#### Work instructions
Show all lines of the listing that hold the word "this".
Begin
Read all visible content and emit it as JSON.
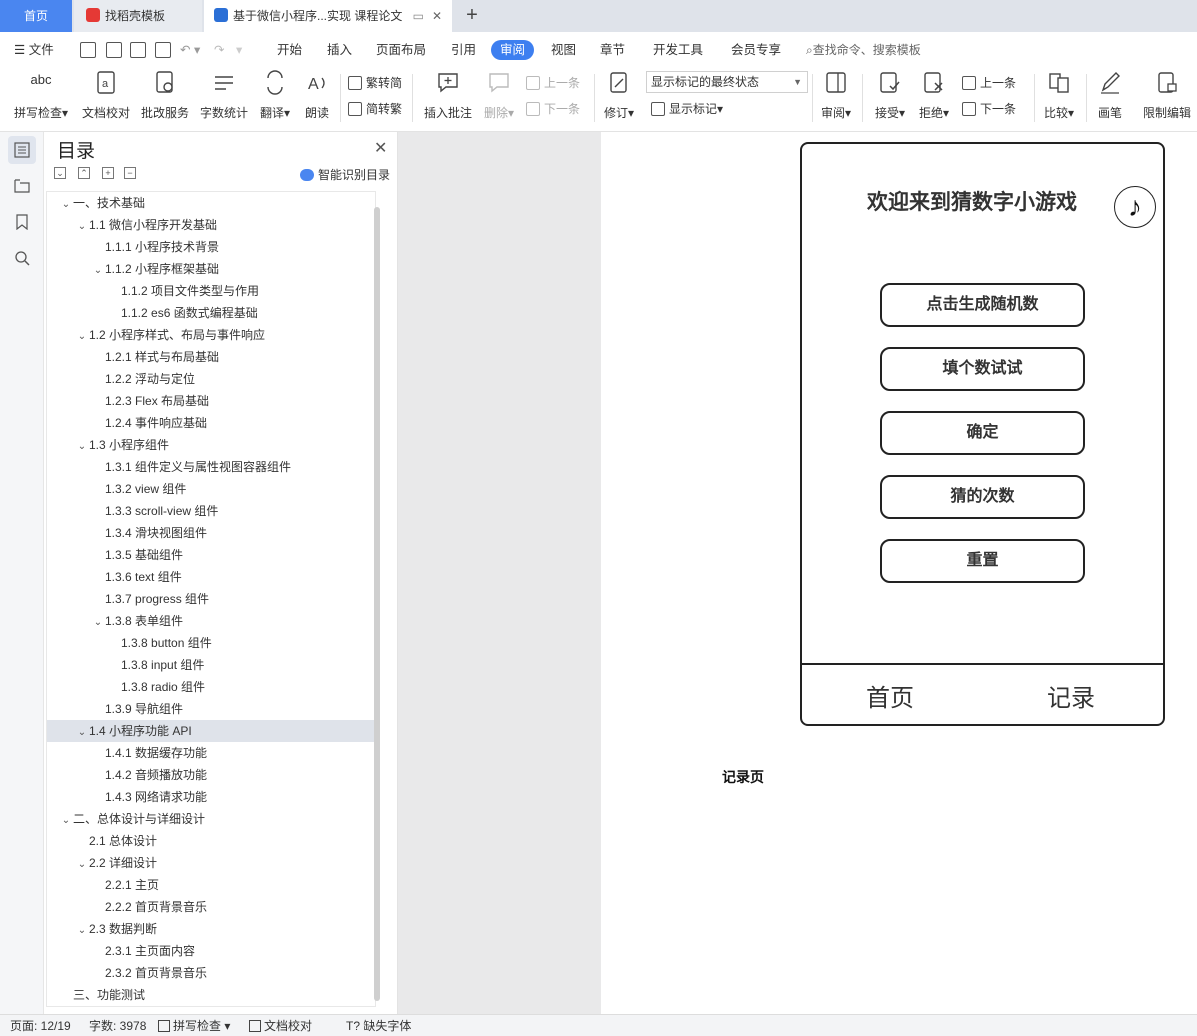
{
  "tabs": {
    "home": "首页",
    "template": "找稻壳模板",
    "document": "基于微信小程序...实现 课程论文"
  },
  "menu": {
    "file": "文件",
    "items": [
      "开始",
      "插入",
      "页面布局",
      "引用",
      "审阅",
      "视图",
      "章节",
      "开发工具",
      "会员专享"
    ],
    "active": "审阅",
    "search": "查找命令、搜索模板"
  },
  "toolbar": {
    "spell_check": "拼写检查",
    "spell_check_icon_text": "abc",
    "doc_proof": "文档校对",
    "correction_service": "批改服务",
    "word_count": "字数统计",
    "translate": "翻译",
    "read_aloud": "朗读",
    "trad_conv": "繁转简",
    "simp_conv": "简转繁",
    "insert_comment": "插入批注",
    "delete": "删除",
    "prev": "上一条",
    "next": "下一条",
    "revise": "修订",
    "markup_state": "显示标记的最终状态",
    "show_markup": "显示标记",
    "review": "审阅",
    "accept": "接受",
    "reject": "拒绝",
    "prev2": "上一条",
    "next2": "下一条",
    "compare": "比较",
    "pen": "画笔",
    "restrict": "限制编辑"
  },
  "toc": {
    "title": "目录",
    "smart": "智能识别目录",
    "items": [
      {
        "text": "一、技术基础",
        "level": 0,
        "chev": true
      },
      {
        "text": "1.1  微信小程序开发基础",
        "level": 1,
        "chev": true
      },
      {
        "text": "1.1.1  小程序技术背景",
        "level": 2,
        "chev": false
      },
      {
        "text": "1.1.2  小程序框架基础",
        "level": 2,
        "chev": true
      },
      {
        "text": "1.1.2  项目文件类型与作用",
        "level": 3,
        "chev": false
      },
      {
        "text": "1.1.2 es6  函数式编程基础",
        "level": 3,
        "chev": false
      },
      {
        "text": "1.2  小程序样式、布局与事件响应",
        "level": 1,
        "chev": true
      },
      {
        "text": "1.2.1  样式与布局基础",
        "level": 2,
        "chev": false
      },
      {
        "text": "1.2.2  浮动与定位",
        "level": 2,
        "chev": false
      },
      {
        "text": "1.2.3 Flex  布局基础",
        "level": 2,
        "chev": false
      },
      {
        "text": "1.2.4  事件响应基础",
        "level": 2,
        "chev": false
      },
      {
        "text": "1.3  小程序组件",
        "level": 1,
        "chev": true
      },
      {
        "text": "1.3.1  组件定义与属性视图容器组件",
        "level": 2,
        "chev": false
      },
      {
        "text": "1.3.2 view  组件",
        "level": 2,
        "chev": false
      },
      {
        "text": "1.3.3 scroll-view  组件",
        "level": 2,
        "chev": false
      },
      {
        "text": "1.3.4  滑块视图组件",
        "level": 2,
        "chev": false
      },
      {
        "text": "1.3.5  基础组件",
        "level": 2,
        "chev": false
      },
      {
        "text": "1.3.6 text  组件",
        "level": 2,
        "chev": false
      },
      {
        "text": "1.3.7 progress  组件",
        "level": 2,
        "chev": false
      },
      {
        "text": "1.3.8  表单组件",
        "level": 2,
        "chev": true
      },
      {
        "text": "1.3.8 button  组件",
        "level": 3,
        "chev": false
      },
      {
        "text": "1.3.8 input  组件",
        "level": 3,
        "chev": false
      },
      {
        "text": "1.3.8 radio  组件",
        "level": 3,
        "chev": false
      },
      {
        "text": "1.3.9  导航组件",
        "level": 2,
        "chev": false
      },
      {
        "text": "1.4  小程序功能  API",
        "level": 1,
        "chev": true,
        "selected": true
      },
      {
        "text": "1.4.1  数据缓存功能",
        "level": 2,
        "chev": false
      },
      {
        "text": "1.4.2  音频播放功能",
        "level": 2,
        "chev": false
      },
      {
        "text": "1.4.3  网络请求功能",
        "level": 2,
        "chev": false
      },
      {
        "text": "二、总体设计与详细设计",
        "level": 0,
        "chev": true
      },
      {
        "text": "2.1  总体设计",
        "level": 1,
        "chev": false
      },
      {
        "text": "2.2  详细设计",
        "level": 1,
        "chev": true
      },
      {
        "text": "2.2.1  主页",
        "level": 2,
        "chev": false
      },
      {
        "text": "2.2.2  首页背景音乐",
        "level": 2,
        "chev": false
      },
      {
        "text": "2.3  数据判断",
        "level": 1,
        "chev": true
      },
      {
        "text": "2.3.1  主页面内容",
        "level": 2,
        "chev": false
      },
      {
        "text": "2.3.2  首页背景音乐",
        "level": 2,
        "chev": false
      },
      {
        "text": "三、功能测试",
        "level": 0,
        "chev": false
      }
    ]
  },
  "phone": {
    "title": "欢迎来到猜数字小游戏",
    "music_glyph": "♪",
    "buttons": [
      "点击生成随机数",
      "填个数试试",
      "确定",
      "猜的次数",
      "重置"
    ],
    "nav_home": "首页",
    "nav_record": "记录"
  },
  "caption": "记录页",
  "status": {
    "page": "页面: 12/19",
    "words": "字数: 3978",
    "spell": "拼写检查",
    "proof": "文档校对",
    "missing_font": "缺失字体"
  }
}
End
Begin
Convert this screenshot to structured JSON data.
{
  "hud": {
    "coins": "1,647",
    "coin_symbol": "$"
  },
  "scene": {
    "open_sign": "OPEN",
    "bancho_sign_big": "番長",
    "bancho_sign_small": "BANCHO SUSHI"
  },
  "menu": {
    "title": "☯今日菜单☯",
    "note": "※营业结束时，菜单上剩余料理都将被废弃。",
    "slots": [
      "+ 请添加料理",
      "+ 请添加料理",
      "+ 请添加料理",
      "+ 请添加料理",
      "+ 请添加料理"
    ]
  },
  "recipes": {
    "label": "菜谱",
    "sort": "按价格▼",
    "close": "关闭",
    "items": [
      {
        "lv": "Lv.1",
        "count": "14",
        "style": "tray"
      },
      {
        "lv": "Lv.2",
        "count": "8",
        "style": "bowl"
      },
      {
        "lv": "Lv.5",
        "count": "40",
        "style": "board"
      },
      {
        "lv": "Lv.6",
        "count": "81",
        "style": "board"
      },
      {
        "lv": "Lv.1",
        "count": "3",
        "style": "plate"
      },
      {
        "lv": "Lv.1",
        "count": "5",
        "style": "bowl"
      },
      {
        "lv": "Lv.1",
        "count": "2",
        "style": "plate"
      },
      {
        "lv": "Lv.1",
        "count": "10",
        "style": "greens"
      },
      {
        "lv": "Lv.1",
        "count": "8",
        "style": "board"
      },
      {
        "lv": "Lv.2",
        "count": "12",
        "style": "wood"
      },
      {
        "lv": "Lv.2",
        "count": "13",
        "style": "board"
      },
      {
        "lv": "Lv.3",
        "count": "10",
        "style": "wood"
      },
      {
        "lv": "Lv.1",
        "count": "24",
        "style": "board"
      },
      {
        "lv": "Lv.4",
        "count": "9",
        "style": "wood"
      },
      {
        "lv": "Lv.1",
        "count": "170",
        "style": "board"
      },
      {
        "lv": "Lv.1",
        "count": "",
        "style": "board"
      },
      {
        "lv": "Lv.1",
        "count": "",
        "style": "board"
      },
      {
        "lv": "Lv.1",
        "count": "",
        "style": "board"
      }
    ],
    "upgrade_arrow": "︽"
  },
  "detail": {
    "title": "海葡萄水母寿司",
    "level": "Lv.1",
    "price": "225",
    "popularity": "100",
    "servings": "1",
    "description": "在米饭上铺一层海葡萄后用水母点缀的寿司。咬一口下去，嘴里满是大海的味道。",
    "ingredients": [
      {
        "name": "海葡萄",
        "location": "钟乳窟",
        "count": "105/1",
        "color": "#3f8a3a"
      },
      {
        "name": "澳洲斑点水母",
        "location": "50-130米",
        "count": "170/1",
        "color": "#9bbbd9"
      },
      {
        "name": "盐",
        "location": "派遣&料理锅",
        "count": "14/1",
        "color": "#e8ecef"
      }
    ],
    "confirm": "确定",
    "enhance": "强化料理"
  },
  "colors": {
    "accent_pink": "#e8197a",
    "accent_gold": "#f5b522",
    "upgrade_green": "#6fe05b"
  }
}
End
Begin
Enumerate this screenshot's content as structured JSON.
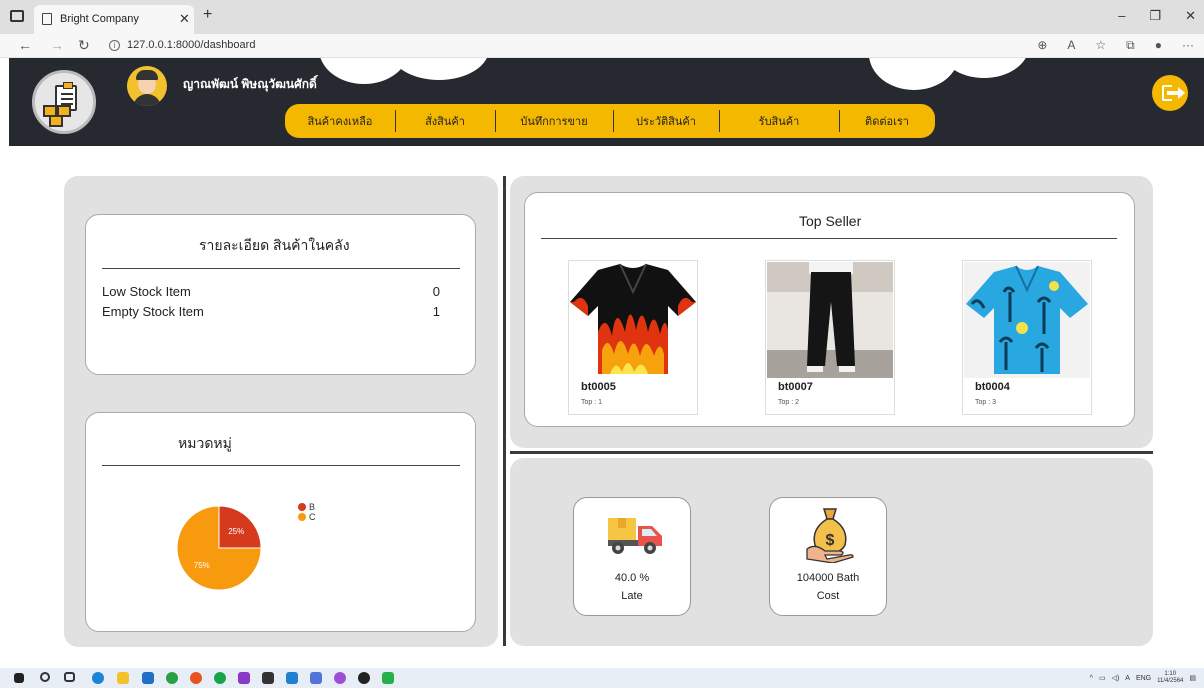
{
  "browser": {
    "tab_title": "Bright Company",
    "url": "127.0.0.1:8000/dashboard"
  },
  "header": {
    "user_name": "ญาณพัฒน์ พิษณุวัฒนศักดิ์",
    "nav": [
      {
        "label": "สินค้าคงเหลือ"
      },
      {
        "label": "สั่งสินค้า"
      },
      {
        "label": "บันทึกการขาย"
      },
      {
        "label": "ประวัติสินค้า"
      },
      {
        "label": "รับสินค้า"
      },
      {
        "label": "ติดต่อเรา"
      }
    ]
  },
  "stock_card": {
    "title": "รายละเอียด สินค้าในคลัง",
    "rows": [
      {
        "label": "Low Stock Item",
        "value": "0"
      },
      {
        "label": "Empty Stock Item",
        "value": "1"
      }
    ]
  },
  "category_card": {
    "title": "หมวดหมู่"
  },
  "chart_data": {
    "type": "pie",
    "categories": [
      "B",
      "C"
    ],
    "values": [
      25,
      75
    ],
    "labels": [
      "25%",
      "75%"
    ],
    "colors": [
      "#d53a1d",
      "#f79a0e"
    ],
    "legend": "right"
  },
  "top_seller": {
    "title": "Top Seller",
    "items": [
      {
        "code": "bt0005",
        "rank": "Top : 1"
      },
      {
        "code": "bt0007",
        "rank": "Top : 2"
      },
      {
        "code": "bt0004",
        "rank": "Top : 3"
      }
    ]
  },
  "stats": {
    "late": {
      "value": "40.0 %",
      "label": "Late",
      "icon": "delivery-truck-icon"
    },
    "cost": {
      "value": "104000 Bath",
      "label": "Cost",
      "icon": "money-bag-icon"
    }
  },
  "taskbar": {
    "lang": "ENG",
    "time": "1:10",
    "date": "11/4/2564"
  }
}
End
#### Exercise solution
Convert this screenshot to structured JSON data.
Enumerate this screenshot's content as structured JSON.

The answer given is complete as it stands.